(Dataset records)
============

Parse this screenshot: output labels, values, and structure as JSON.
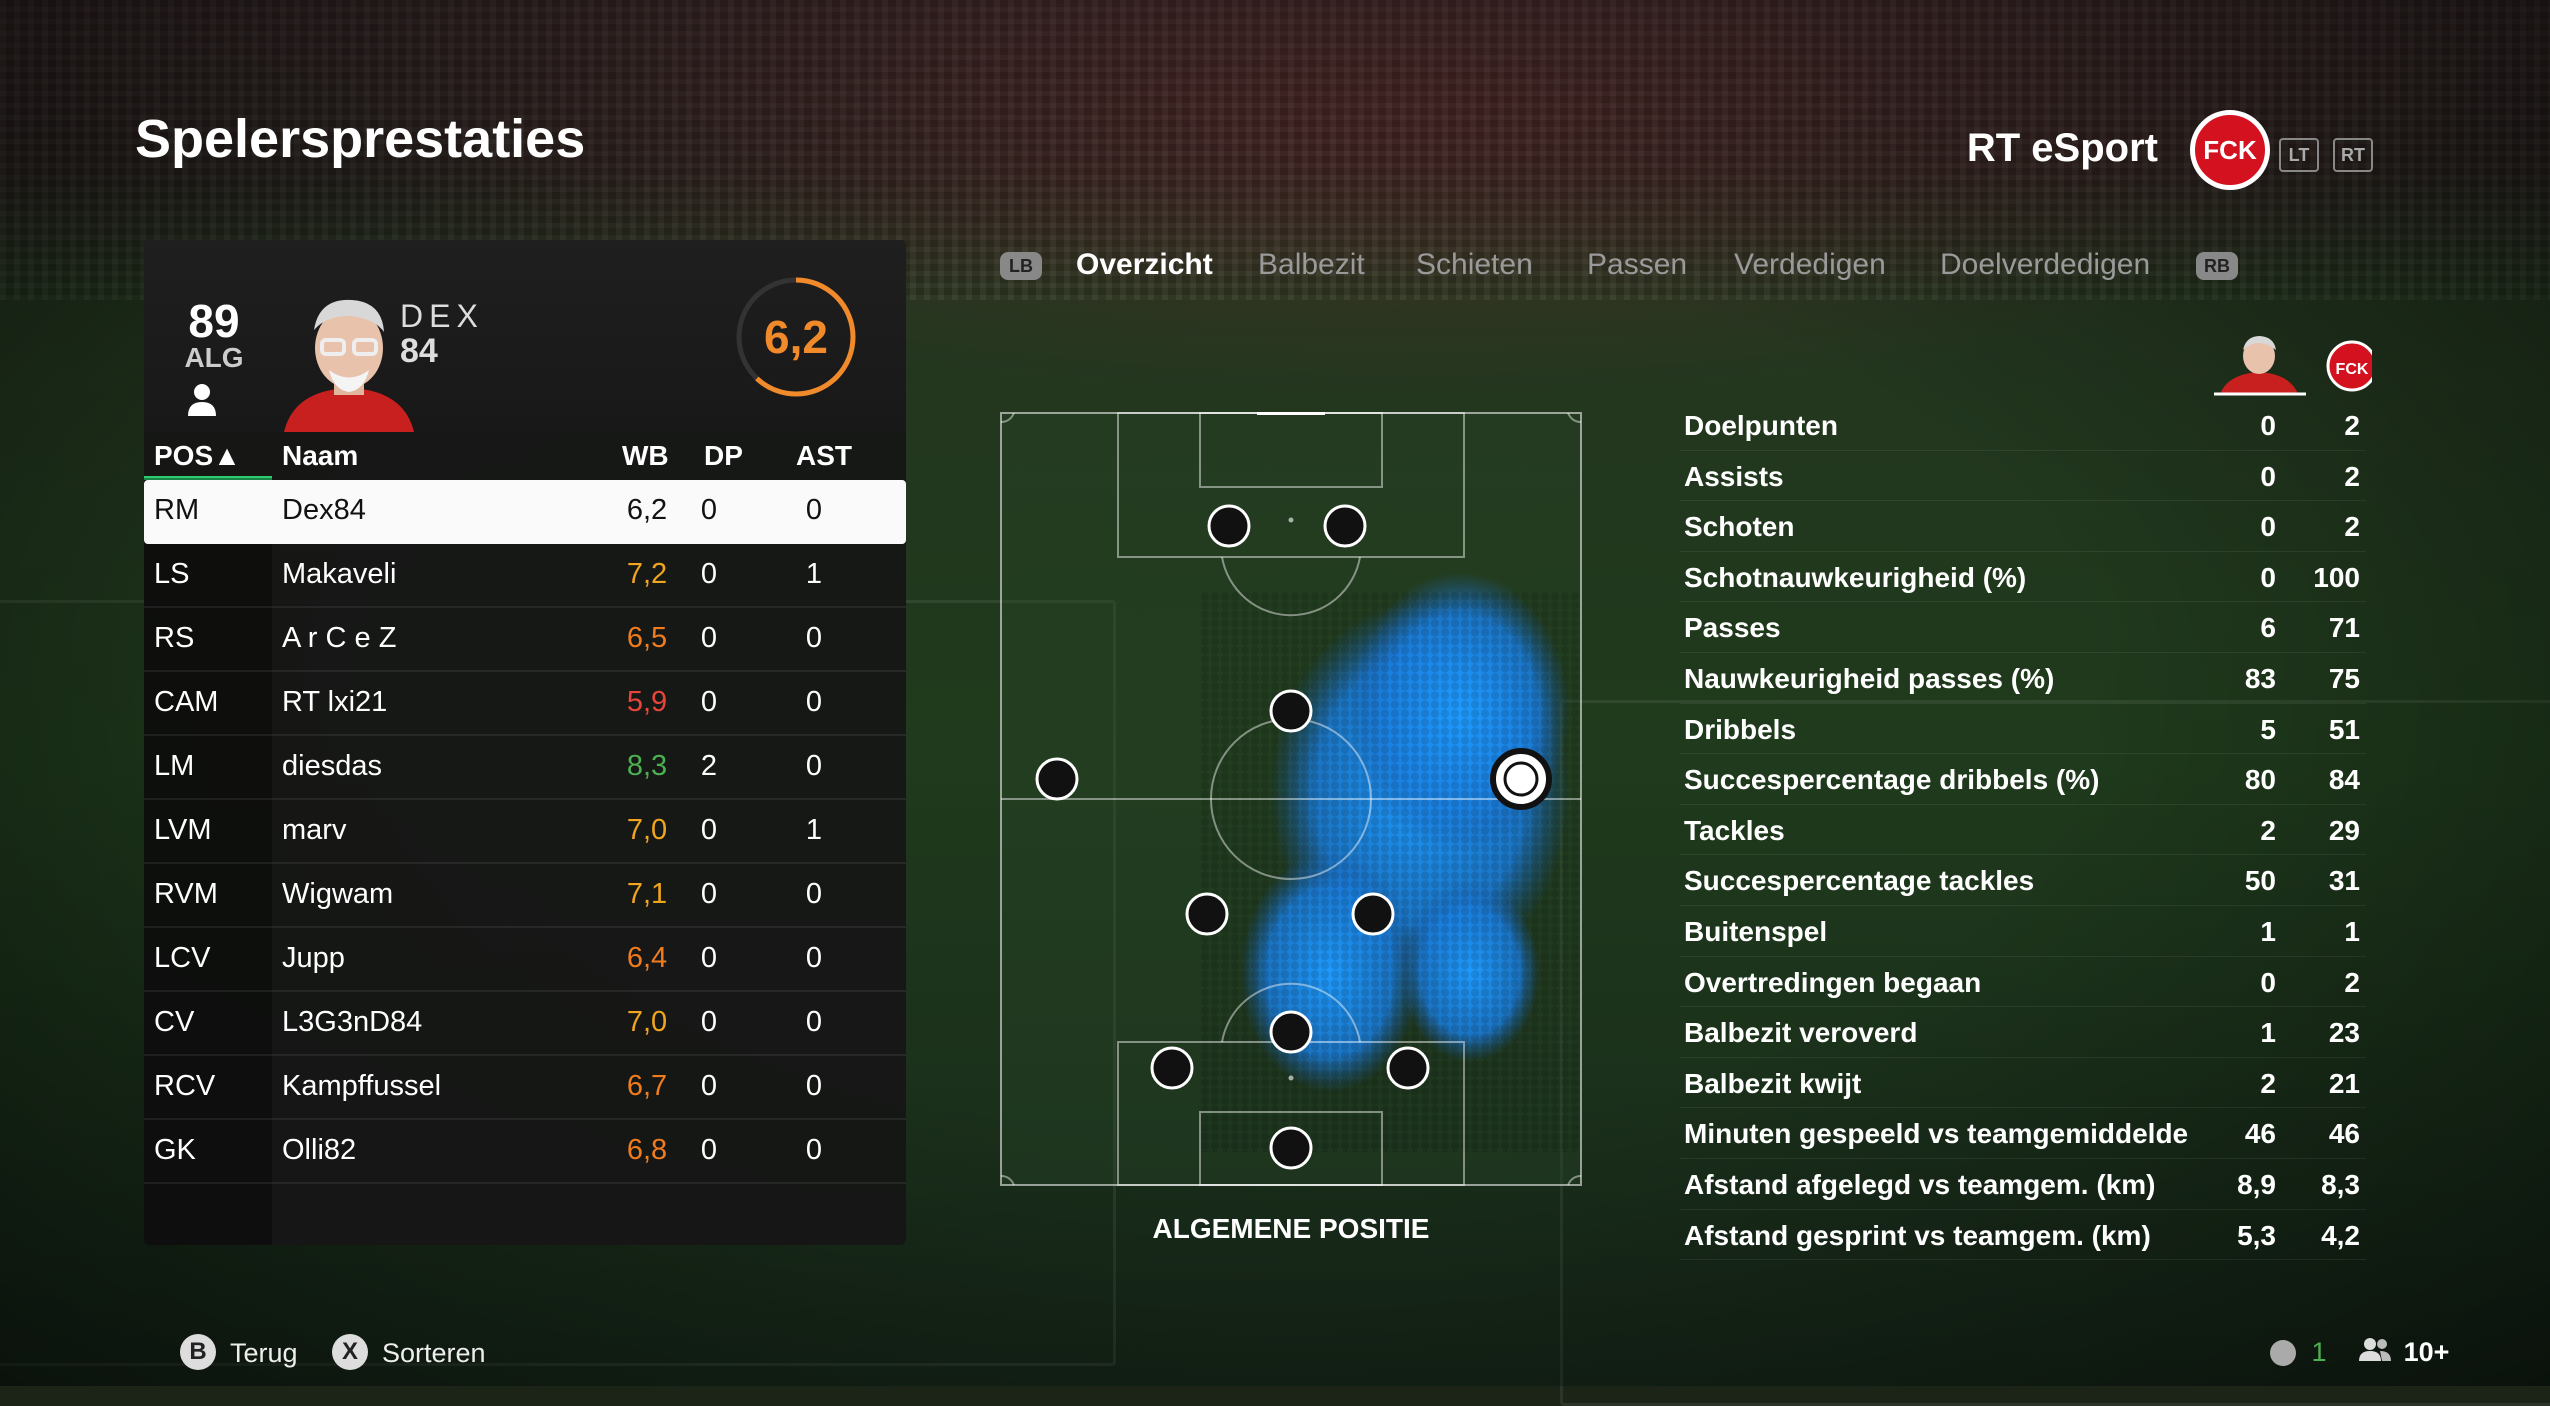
{
  "header": {
    "title": "Spelersprestaties",
    "team_name": "RT eSport",
    "club_logo_text": "FCK",
    "lt_label": "LT",
    "rt_label": "RT"
  },
  "player": {
    "overall": "89",
    "overall_label": "ALG",
    "name": "DEX",
    "rating": "84",
    "match_rating": "6,2"
  },
  "table": {
    "headers": {
      "pos": "POS▲",
      "name": "Naam",
      "wb": "WB",
      "dp": "DP",
      "ast": "AST"
    },
    "rows": [
      {
        "pos": "RM",
        "name": "Dex84",
        "wb": "6,2",
        "dp": "0",
        "ast": "0",
        "color": "#111111"
      },
      {
        "pos": "LS",
        "name": "Makaveli",
        "wb": "7,2",
        "dp": "0",
        "ast": "1",
        "color": "#f0a51e"
      },
      {
        "pos": "RS",
        "name": "A r C e Z",
        "wb": "6,5",
        "dp": "0",
        "ast": "0",
        "color": "#f07c1e"
      },
      {
        "pos": "CAM",
        "name": "RT lxi21",
        "wb": "5,9",
        "dp": "0",
        "ast": "0",
        "color": "#e8453a"
      },
      {
        "pos": "LM",
        "name": "diesdas",
        "wb": "8,3",
        "dp": "2",
        "ast": "0",
        "color": "#4caf50"
      },
      {
        "pos": "LVM",
        "name": "marv",
        "wb": "7,0",
        "dp": "0",
        "ast": "1",
        "color": "#f0a51e"
      },
      {
        "pos": "RVM",
        "name": "Wigwam",
        "wb": "7,1",
        "dp": "0",
        "ast": "0",
        "color": "#f0a51e"
      },
      {
        "pos": "LCV",
        "name": "Jupp",
        "wb": "6,4",
        "dp": "0",
        "ast": "0",
        "color": "#f07c1e"
      },
      {
        "pos": "CV",
        "name": "L3G3nD84",
        "wb": "7,0",
        "dp": "0",
        "ast": "0",
        "color": "#f0a51e"
      },
      {
        "pos": "RCV",
        "name": "Kampffussel",
        "wb": "6,7",
        "dp": "0",
        "ast": "0",
        "color": "#f07c1e"
      },
      {
        "pos": "GK",
        "name": "Olli82",
        "wb": "6,8",
        "dp": "0",
        "ast": "0",
        "color": "#f07c1e"
      }
    ]
  },
  "tabs": {
    "lb": "LB",
    "rb": "RB",
    "items": [
      "Overzicht",
      "Balbezit",
      "Schieten",
      "Passen",
      "Verdedigen",
      "Doelverdedigen"
    ],
    "active": "Overzicht"
  },
  "pitch": {
    "label": "ALGEMENE POSITIE"
  },
  "stats": [
    {
      "label": "Doelpunten",
      "player": "0",
      "team": "2"
    },
    {
      "label": "Assists",
      "player": "0",
      "team": "2"
    },
    {
      "label": "Schoten",
      "player": "0",
      "team": "2"
    },
    {
      "label": "Schotnauwkeurigheid (%)",
      "player": "0",
      "team": "100"
    },
    {
      "label": "Passes",
      "player": "6",
      "team": "71"
    },
    {
      "label": "Nauwkeurigheid passes (%)",
      "player": "83",
      "team": "75"
    },
    {
      "label": "Dribbels",
      "player": "5",
      "team": "51"
    },
    {
      "label": "Succespercentage dribbels (%)",
      "player": "80",
      "team": "84"
    },
    {
      "label": "Tackles",
      "player": "2",
      "team": "29"
    },
    {
      "label": "Succespercentage tackles",
      "player": "50",
      "team": "31"
    },
    {
      "label": "Buitenspel",
      "player": "1",
      "team": "1"
    },
    {
      "label": "Overtredingen begaan",
      "player": "0",
      "team": "2"
    },
    {
      "label": "Balbezit veroverd",
      "player": "1",
      "team": "23"
    },
    {
      "label": "Balbezit kwijt",
      "player": "2",
      "team": "21"
    },
    {
      "label": "Minuten gespeeld vs teamgemiddelde",
      "player": "46",
      "team": "46"
    },
    {
      "label": "Afstand afgelegd vs teamgem. (km)",
      "player": "8,9",
      "team": "8,3"
    },
    {
      "label": "Afstand gesprint vs teamgem. (km)",
      "player": "5,3",
      "team": "4,2"
    }
  ],
  "footer": {
    "back_key": "B",
    "back_label": "Terug",
    "sort_key": "X",
    "sort_label": "Sorteren",
    "count": "1",
    "players": "10+"
  },
  "colors": {
    "accent_orange": "#f08a2a",
    "accent_green": "#2ecc71",
    "heatmap": "#1e90ff"
  }
}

============

Pictures in the records should not appear in your copy, but everything else must be transcribed exactly.

**Result for this task**
Parse this screenshot: output labels, values, and structure as JSON.
{
  "header": {
    "title": "Spelersprestaties",
    "team_name": "RT eSport",
    "club_logo_text": "FCK",
    "lt_label": "LT",
    "rt_label": "RT"
  },
  "player": {
    "overall": "89",
    "overall_label": "ALG",
    "name": "DEX",
    "rating": "84",
    "match_rating": "6,2"
  },
  "table": {
    "headers": {
      "pos": "POS▲",
      "name": "Naam",
      "wb": "WB",
      "dp": "DP",
      "ast": "AST"
    },
    "rows": [
      {
        "pos": "RM",
        "name": "Dex84",
        "wb": "6,2",
        "dp": "0",
        "ast": "0",
        "color": "#111111"
      },
      {
        "pos": "LS",
        "name": "Makaveli",
        "wb": "7,2",
        "dp": "0",
        "ast": "1",
        "color": "#f0a51e"
      },
      {
        "pos": "RS",
        "name": "A r C e Z",
        "wb": "6,5",
        "dp": "0",
        "ast": "0",
        "color": "#f07c1e"
      },
      {
        "pos": "CAM",
        "name": "RT lxi21",
        "wb": "5,9",
        "dp": "0",
        "ast": "0",
        "color": "#e8453a"
      },
      {
        "pos": "LM",
        "name": "diesdas",
        "wb": "8,3",
        "dp": "2",
        "ast": "0",
        "color": "#4caf50"
      },
      {
        "pos": "LVM",
        "name": "marv",
        "wb": "7,0",
        "dp": "0",
        "ast": "1",
        "color": "#f0a51e"
      },
      {
        "pos": "RVM",
        "name": "Wigwam",
        "wb": "7,1",
        "dp": "0",
        "ast": "0",
        "color": "#f0a51e"
      },
      {
        "pos": "LCV",
        "name": "Jupp",
        "wb": "6,4",
        "dp": "0",
        "ast": "0",
        "color": "#f07c1e"
      },
      {
        "pos": "CV",
        "name": "L3G3nD84",
        "wb": "7,0",
        "dp": "0",
        "ast": "0",
        "color": "#f0a51e"
      },
      {
        "pos": "RCV",
        "name": "Kampffussel",
        "wb": "6,7",
        "dp": "0",
        "ast": "0",
        "color": "#f07c1e"
      },
      {
        "pos": "GK",
        "name": "Olli82",
        "wb": "6,8",
        "dp": "0",
        "ast": "0",
        "color": "#f07c1e"
      }
    ]
  },
  "tabs": {
    "lb": "LB",
    "rb": "RB",
    "items": [
      "Overzicht",
      "Balbezit",
      "Schieten",
      "Passen",
      "Verdedigen",
      "Doelverdedigen"
    ],
    "active": "Overzicht"
  },
  "pitch": {
    "label": "ALGEMENE POSITIE"
  },
  "stats": [
    {
      "label": "Doelpunten",
      "player": "0",
      "team": "2"
    },
    {
      "label": "Assists",
      "player": "0",
      "team": "2"
    },
    {
      "label": "Schoten",
      "player": "0",
      "team": "2"
    },
    {
      "label": "Schotnauwkeurigheid (%)",
      "player": "0",
      "team": "100"
    },
    {
      "label": "Passes",
      "player": "6",
      "team": "71"
    },
    {
      "label": "Nauwkeurigheid passes (%)",
      "player": "83",
      "team": "75"
    },
    {
      "label": "Dribbels",
      "player": "5",
      "team": "51"
    },
    {
      "label": "Succespercentage dribbels (%)",
      "player": "80",
      "team": "84"
    },
    {
      "label": "Tackles",
      "player": "2",
      "team": "29"
    },
    {
      "label": "Succespercentage tackles",
      "player": "50",
      "team": "31"
    },
    {
      "label": "Buitenspel",
      "player": "1",
      "team": "1"
    },
    {
      "label": "Overtredingen begaan",
      "player": "0",
      "team": "2"
    },
    {
      "label": "Balbezit veroverd",
      "player": "1",
      "team": "23"
    },
    {
      "label": "Balbezit kwijt",
      "player": "2",
      "team": "21"
    },
    {
      "label": "Minuten gespeeld vs teamgemiddelde",
      "player": "46",
      "team": "46"
    },
    {
      "label": "Afstand afgelegd vs teamgem. (km)",
      "player": "8,9",
      "team": "8,3"
    },
    {
      "label": "Afstand gesprint vs teamgem. (km)",
      "player": "5,3",
      "team": "4,2"
    }
  ],
  "footer": {
    "back_key": "B",
    "back_label": "Terug",
    "sort_key": "X",
    "sort_label": "Sorteren",
    "count": "1",
    "players": "10+"
  },
  "colors": {
    "accent_orange": "#f08a2a",
    "accent_green": "#2ecc71",
    "heatmap": "#1e90ff"
  }
}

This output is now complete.